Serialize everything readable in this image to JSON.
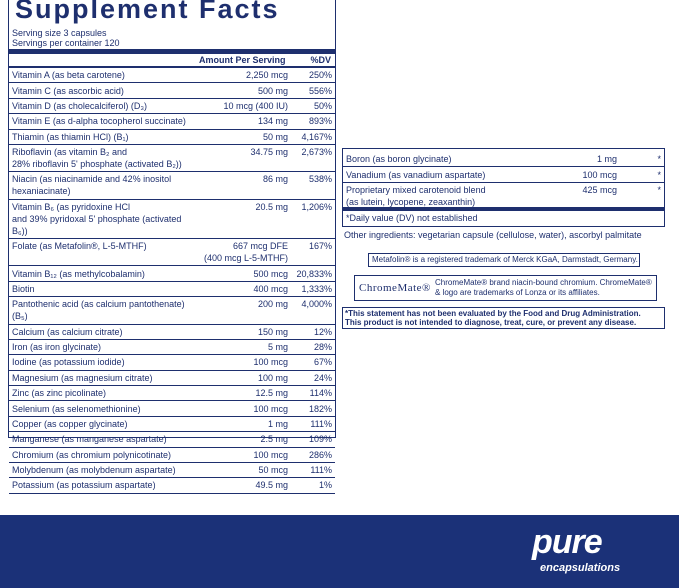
{
  "header": {
    "title": "Supplement Facts",
    "serving_size": "Serving size  3 capsules",
    "servings_per_container": "Servings per container  120"
  },
  "table": {
    "columns": [
      "Amount Per Serving",
      "%DV"
    ],
    "rows": [
      {
        "name": [
          "Vitamin A (as beta carotene)"
        ],
        "amount": [
          "2,250 mcg"
        ],
        "dv": "250%"
      },
      {
        "name": [
          "Vitamin C (as ascorbic acid)"
        ],
        "amount": [
          "500 mg"
        ],
        "dv": "556%"
      },
      {
        "name": [
          "Vitamin D (as cholecalciferol) (D₃)"
        ],
        "amount": [
          "10 mcg (400 IU)"
        ],
        "dv": "50%"
      },
      {
        "name": [
          "Vitamin E (as d-alpha tocopherol succinate)"
        ],
        "amount": [
          "134 mg"
        ],
        "dv": "893%"
      },
      {
        "name": [
          "Thiamin (as thiamin HCl) (B₁)"
        ],
        "amount": [
          "50 mg"
        ],
        "dv": "4,167%"
      },
      {
        "name": [
          "Riboflavin (as vitamin B₂ and",
          "28% riboflavin 5' phosphate (activated B₂))"
        ],
        "amount": [
          "34.75 mg"
        ],
        "dv": "2,673%"
      },
      {
        "name": [
          "Niacin (as niacinamide and 42% inositol hexaniacinate)"
        ],
        "amount": [
          "86 mg"
        ],
        "dv": "538%"
      },
      {
        "name": [
          "Vitamin B₆ (as pyridoxine HCl",
          "and 39% pyridoxal 5' phosphate (activated B₆))"
        ],
        "amount": [
          "20.5 mg"
        ],
        "dv": "1,206%"
      },
      {
        "name": [
          "Folate (as Metafolin®, L-5-MTHF)"
        ],
        "amount": [
          "667 mcg DFE",
          "(400 mcg L-5-MTHF)"
        ],
        "dv": "167%"
      },
      {
        "name": [
          "Vitamin B₁₂ (as methylcobalamin)"
        ],
        "amount": [
          "500 mcg"
        ],
        "dv": "20,833%"
      },
      {
        "name": [
          "Biotin"
        ],
        "amount": [
          "400 mcg"
        ],
        "dv": "1,333%"
      },
      {
        "name": [
          "Pantothenic acid (as calcium pantothenate) (B₅)"
        ],
        "amount": [
          "200 mg"
        ],
        "dv": "4,000%"
      },
      {
        "name": [
          "Calcium (as calcium citrate)"
        ],
        "amount": [
          "150 mg"
        ],
        "dv": "12%"
      },
      {
        "name": [
          "Iron (as iron glycinate)"
        ],
        "amount": [
          "5 mg"
        ],
        "dv": "28%"
      },
      {
        "name": [
          "Iodine (as potassium iodide)"
        ],
        "amount": [
          "100 mcg"
        ],
        "dv": "67%"
      },
      {
        "name": [
          "Magnesium (as magnesium citrate)"
        ],
        "amount": [
          "100 mg"
        ],
        "dv": "24%"
      },
      {
        "name": [
          "Zinc (as zinc picolinate)"
        ],
        "amount": [
          "12.5 mg"
        ],
        "dv": "114%"
      },
      {
        "name": [
          "Selenium (as selenomethionine)"
        ],
        "amount": [
          "100 mcg"
        ],
        "dv": "182%"
      },
      {
        "name": [
          "Copper (as copper glycinate)"
        ],
        "amount": [
          "1 mg"
        ],
        "dv": "111%"
      },
      {
        "name": [
          "Manganese (as manganese aspartate)"
        ],
        "amount": [
          "2.5 mg"
        ],
        "dv": "109%"
      },
      {
        "name": [
          "Chromium (as chromium polynicotinate)"
        ],
        "amount": [
          "100 mcg"
        ],
        "dv": "286%"
      },
      {
        "name": [
          "Molybdenum (as molybdenum aspartate)"
        ],
        "amount": [
          "50 mcg"
        ],
        "dv": "111%"
      },
      {
        "name": [
          "Potassium (as potassium aspartate)"
        ],
        "amount": [
          "49.5 mg"
        ],
        "dv": "1%"
      }
    ]
  },
  "table_continued": {
    "rows": [
      {
        "name": [
          "Boron (as boron glycinate)"
        ],
        "amount": [
          "1 mg"
        ],
        "dv": "*"
      },
      {
        "name": [
          "Vanadium (as vanadium aspartate)"
        ],
        "amount": [
          "100 mcg"
        ],
        "dv": "*"
      },
      {
        "name": [
          "Proprietary mixed carotenoid blend",
          "(as lutein, lycopene, zeaxanthin)"
        ],
        "amount": [
          "425 mcg"
        ],
        "dv": "*"
      }
    ],
    "footnote": "*Daily value (DV) not established"
  },
  "other_ingredients": "Other ingredients: vegetarian capsule (cellulose, water), ascorbyl palmitate",
  "metafolin_note": "Metafolin® is a registered trademark of Merck KGaA, Darmstadt, Germany.",
  "chromemate": {
    "logo": "ChromeMate®",
    "note": [
      "ChromeMate® brand niacin-bound chromium. ChromeMate®",
      "& logo are trademarks of Lonza or its affiliates."
    ]
  },
  "disclaimer": [
    "*This statement has not been evaluated by the Food and Drug Administration.",
    "This product is not intended to diagnose, treat, cure, or prevent any disease."
  ],
  "brand": {
    "name": "pure",
    "tagline": "encapsulations"
  }
}
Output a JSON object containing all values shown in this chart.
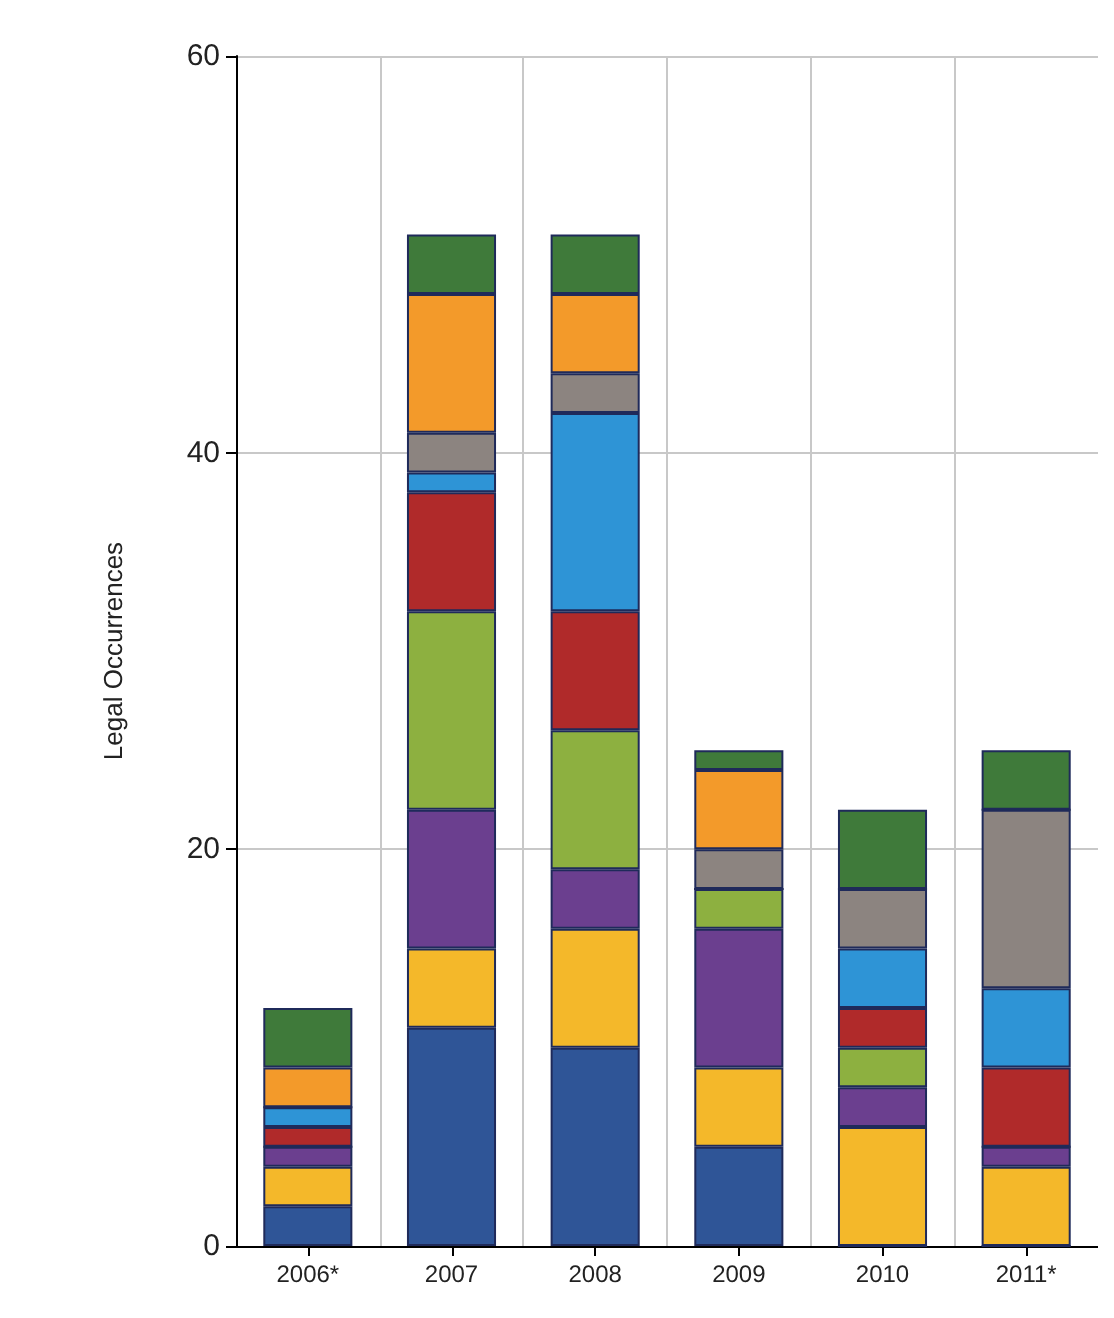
{
  "chart_data": {
    "type": "bar",
    "stacked": true,
    "ylabel": "Legal Occurrences",
    "categories": [
      "2006*",
      "2007",
      "2008",
      "2009",
      "2010",
      "2011*"
    ],
    "series": [
      {
        "color": "#2f5597",
        "values": [
          2,
          11,
          10,
          5,
          0,
          0
        ]
      },
      {
        "color": "#f4b82a",
        "values": [
          2,
          4,
          6,
          4,
          6,
          4
        ]
      },
      {
        "color": "#6b3f8f",
        "values": [
          1,
          7,
          3,
          7,
          2,
          1
        ]
      },
      {
        "color": "#8db040",
        "values": [
          0,
          10,
          7,
          2,
          2,
          0
        ]
      },
      {
        "color": "#b02a2a",
        "values": [
          1,
          6,
          6,
          0,
          2,
          4
        ]
      },
      {
        "color": "#2e94d6",
        "values": [
          1,
          1,
          10,
          0,
          3,
          4
        ]
      },
      {
        "color": "#8c8480",
        "values": [
          0,
          2,
          2,
          2,
          3,
          9
        ]
      },
      {
        "color": "#f39a2a",
        "values": [
          2,
          7,
          4,
          4,
          0,
          0
        ]
      },
      {
        "color": "#3f7a3a",
        "values": [
          3,
          3,
          3,
          1,
          4,
          3
        ]
      }
    ],
    "ylim": [
      0,
      60
    ],
    "yticks": [
      0,
      20,
      40,
      60
    ],
    "grid": true
  }
}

§ PROBLEM DESCRIPTION: From the line containing "Output a JSON" to the end of the data above, give those lines again verbatim, with both endpoints included and no images.

§ SOLUTION BELOW:
Output a JSON object containing all values shown in this chart.
{
  "chart_data": {
    "type": "bar",
    "stacked": true,
    "ylabel": "Legal Occurrences",
    "categories": [
      "2006*",
      "2007",
      "2008",
      "2009",
      "2010",
      "2011*"
    ],
    "series": [
      {
        "color": "#2f5597",
        "values": [
          2,
          11,
          10,
          5,
          0,
          0
        ]
      },
      {
        "color": "#f4b82a",
        "values": [
          2,
          4,
          6,
          4,
          6,
          4
        ]
      },
      {
        "color": "#6b3f8f",
        "values": [
          1,
          7,
          3,
          7,
          2,
          1
        ]
      },
      {
        "color": "#8db040",
        "values": [
          0,
          10,
          7,
          2,
          2,
          0
        ]
      },
      {
        "color": "#b02a2a",
        "values": [
          1,
          6,
          6,
          0,
          2,
          4
        ]
      },
      {
        "color": "#2e94d6",
        "values": [
          1,
          1,
          10,
          0,
          3,
          4
        ]
      },
      {
        "color": "#8c8480",
        "values": [
          0,
          2,
          2,
          2,
          3,
          9
        ]
      },
      {
        "color": "#f39a2a",
        "values": [
          2,
          7,
          4,
          4,
          0,
          0
        ]
      },
      {
        "color": "#3f7a3a",
        "values": [
          3,
          3,
          3,
          1,
          4,
          3
        ]
      }
    ],
    "ylim": [
      0,
      60
    ],
    "yticks": [
      0,
      20,
      40,
      60
    ],
    "grid": true
  }
}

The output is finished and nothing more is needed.